Exercise goal:
Using the records below, give the number of lines where the word "content" appears, with no further output.

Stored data
▬▬▬▬▬▬▬▬▬▬
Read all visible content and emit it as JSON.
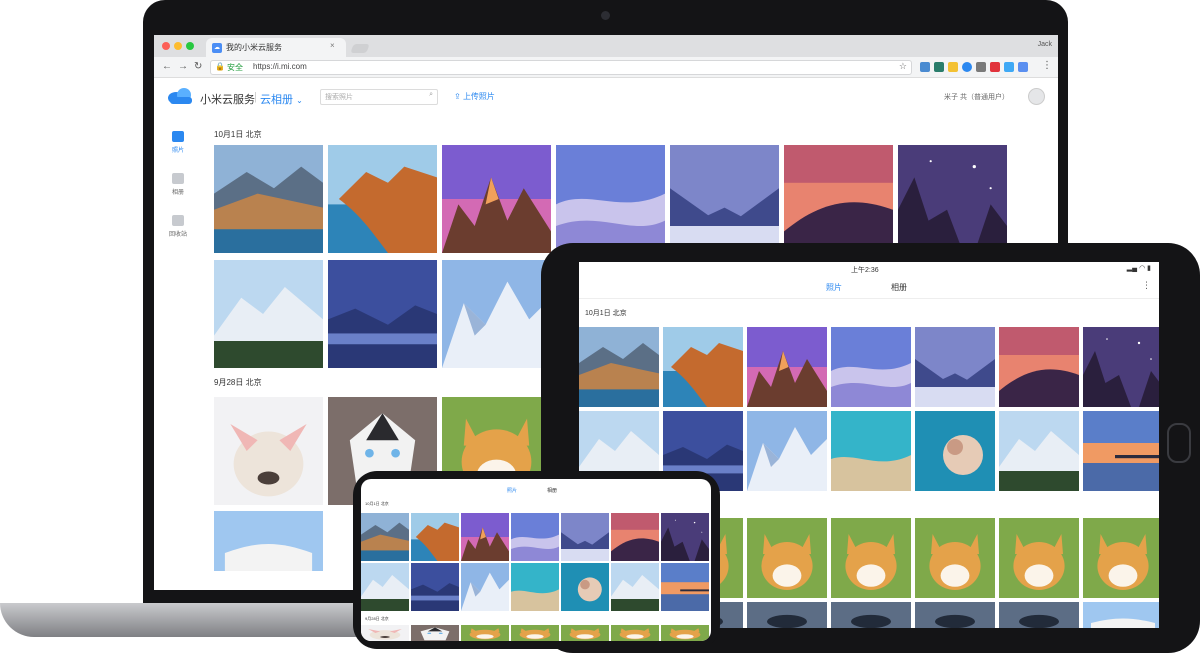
{
  "colors": {
    "accent": "#2b88f0",
    "device_black": "#141416",
    "laptop_silver": "#b9babd"
  },
  "browser": {
    "tab_title": "我的小米云服务",
    "tab_close": "×",
    "window_user": "Jack",
    "secure_label": "安全",
    "url": "https://i.mi.com",
    "nav": {
      "back": "←",
      "forward": "→",
      "reload": "↻"
    },
    "star_icon": "☆",
    "menu_icon": "⋮"
  },
  "app": {
    "brand": "小米云服务",
    "separator": "|",
    "section": "云相册",
    "search_placeholder": "搜索照片",
    "upload_label": "上传照片",
    "account": "米子 共（普通用户）",
    "sidebar": [
      {
        "label": "照片",
        "icon": "photo-icon"
      },
      {
        "label": "相册",
        "icon": "album-icon"
      },
      {
        "label": "回收站",
        "icon": "trash-icon"
      }
    ],
    "groups": [
      {
        "label": "10月1日  北京"
      },
      {
        "label": "9月28日  北京"
      }
    ]
  },
  "tablet": {
    "status_time": "上午2:36",
    "tabs": [
      "照片",
      "相册"
    ],
    "group_label": "10月1日 北京"
  },
  "phone": {
    "tabs": [
      "照片",
      "相册"
    ],
    "group_label": "10月1日 北京",
    "group2_label": "9月28日 北京"
  }
}
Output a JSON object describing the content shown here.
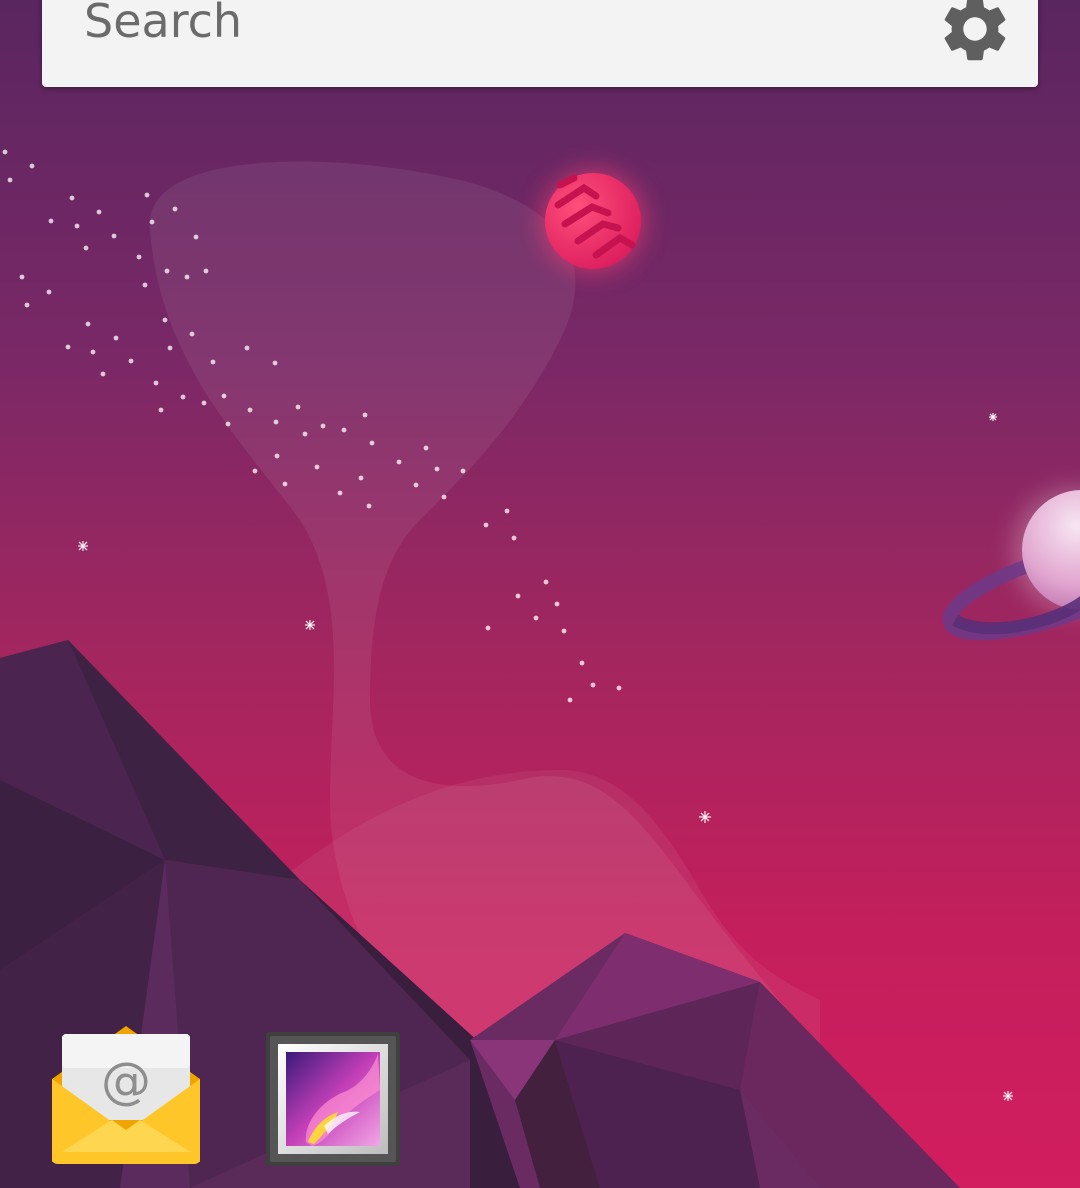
{
  "search": {
    "placeholder": "Search",
    "settings_icon": "gear-icon"
  },
  "dock": {
    "apps": [
      {
        "id": "email",
        "icon": "email-envelope-icon"
      },
      {
        "id": "gallery",
        "icon": "gallery-picture-icon"
      }
    ]
  },
  "theme": {
    "search_bar_bg": "#f3f3f3",
    "search_text_color": "#6b6b6b",
    "wallpaper_top": "#5a2660",
    "wallpaper_bottom": "#d21d5e",
    "planet_color": "#e8245e"
  }
}
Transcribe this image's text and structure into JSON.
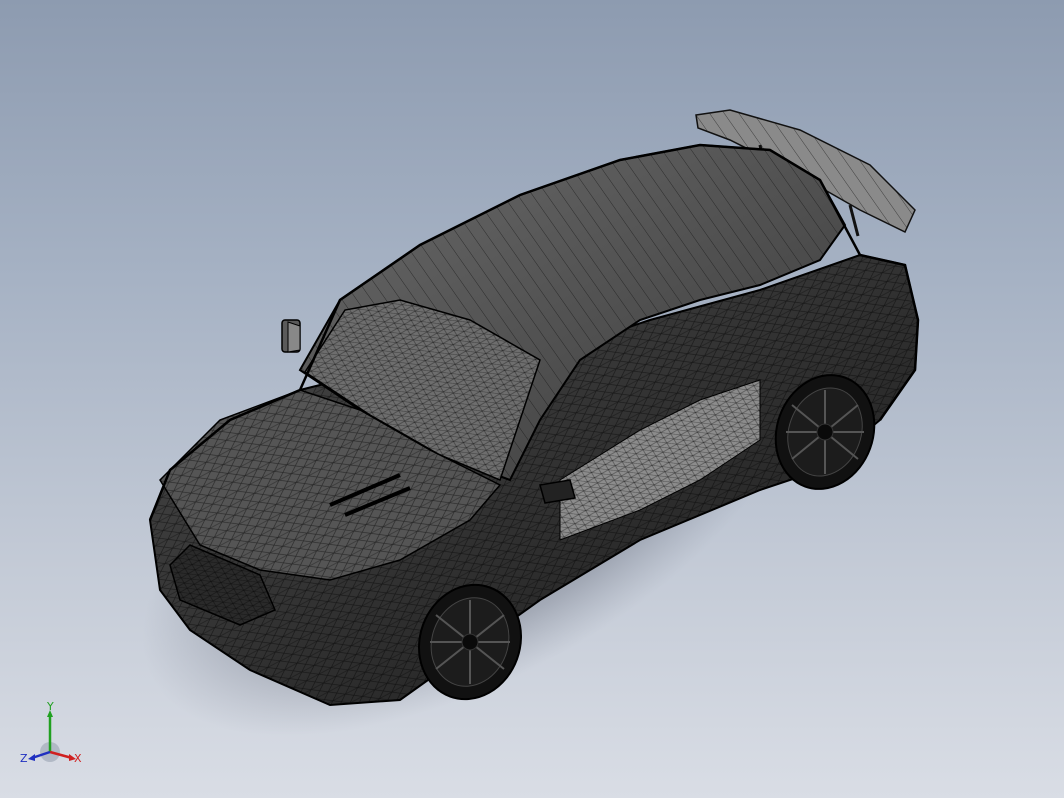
{
  "viewport": {
    "background_top": "#8d9bb0",
    "background_bottom": "#d9dde5",
    "display_style": "shaded-with-edges",
    "model": {
      "subject": "car-body-wireframe",
      "body_color": "#3c3c3c",
      "edge_color": "#050505"
    }
  },
  "triad": {
    "x_label": "X",
    "y_label": "Y",
    "z_label": "Z",
    "x_color": "#d02020",
    "y_color": "#20a020",
    "z_color": "#2030c0"
  }
}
▬▬▬▬▬▬▬▬▬▬
Result of this exercise:
2